=== DIRECTIONS FOR THIS TASK ===
Gather all lines in the data that hold the string "JSON".

=== STORED DATA ===
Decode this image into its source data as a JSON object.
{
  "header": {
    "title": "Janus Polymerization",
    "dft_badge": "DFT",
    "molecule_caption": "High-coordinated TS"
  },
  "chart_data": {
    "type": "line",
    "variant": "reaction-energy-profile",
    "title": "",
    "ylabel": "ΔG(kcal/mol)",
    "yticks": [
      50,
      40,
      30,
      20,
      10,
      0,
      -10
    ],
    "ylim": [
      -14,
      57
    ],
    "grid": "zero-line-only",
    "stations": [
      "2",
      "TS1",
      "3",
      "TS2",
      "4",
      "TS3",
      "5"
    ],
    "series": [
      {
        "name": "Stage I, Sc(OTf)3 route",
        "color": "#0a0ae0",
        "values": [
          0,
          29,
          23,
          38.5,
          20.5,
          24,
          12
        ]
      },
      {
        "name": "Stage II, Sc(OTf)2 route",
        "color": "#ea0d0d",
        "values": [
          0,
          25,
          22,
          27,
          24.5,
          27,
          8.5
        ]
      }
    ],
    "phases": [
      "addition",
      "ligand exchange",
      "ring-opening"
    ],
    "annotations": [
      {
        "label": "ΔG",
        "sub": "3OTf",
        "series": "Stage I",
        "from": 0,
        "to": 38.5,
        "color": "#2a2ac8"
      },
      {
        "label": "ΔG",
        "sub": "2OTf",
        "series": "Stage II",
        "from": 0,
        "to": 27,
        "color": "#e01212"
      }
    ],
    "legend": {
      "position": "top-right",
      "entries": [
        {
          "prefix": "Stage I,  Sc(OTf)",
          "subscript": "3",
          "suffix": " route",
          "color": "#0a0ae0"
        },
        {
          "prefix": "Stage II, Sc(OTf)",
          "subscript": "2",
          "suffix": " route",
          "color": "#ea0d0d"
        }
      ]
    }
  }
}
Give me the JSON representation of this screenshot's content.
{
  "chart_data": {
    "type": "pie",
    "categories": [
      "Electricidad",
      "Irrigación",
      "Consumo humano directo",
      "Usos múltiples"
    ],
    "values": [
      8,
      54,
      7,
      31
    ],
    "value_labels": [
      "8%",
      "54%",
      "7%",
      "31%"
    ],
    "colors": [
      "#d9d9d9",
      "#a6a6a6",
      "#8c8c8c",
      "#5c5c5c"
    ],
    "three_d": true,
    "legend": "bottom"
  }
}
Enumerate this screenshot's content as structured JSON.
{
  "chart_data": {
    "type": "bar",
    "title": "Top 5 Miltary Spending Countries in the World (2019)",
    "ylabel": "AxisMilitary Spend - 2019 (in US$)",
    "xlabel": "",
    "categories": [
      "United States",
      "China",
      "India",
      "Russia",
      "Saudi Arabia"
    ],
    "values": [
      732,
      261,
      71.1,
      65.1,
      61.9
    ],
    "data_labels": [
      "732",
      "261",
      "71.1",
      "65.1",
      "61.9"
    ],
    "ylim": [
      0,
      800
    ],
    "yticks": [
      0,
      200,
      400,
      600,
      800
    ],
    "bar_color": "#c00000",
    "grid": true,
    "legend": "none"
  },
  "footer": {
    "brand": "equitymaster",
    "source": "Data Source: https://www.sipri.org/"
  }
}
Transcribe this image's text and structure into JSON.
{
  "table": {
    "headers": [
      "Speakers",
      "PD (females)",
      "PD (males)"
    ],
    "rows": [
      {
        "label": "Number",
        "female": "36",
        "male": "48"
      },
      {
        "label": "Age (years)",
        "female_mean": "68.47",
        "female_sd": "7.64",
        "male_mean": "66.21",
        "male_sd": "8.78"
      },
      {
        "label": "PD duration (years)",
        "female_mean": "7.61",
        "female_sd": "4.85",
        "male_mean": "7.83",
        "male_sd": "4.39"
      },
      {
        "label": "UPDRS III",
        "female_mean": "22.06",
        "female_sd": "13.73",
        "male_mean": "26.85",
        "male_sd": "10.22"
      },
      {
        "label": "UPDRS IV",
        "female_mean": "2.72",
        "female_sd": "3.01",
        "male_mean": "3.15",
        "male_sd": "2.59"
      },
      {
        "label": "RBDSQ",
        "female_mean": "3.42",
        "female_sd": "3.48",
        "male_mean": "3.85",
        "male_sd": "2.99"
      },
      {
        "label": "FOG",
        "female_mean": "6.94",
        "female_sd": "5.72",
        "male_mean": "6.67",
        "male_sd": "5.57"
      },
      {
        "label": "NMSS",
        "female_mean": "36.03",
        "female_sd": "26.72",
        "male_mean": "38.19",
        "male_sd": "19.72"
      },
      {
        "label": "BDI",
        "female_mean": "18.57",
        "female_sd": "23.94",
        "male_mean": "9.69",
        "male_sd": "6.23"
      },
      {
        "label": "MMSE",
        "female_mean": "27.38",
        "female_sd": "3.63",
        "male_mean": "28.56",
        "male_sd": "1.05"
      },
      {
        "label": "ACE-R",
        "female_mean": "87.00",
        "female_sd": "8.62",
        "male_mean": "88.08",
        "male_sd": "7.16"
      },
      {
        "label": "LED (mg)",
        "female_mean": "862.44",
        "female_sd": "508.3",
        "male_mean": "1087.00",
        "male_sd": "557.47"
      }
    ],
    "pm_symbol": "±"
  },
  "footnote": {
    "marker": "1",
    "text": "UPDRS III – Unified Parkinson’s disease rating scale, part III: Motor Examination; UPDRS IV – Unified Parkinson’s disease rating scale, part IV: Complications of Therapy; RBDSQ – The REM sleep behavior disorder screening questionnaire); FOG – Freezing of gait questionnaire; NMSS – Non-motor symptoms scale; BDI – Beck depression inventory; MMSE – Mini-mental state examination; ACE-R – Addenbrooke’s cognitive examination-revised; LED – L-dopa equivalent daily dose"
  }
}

=== THE RESULT ===
Decode this image into its source data as a JSON object.
Give me the JSON representation of this screenshot's content.
Enumerate this screenshot's content as structured JSON.
Transcribe this image's text and structure into JSON.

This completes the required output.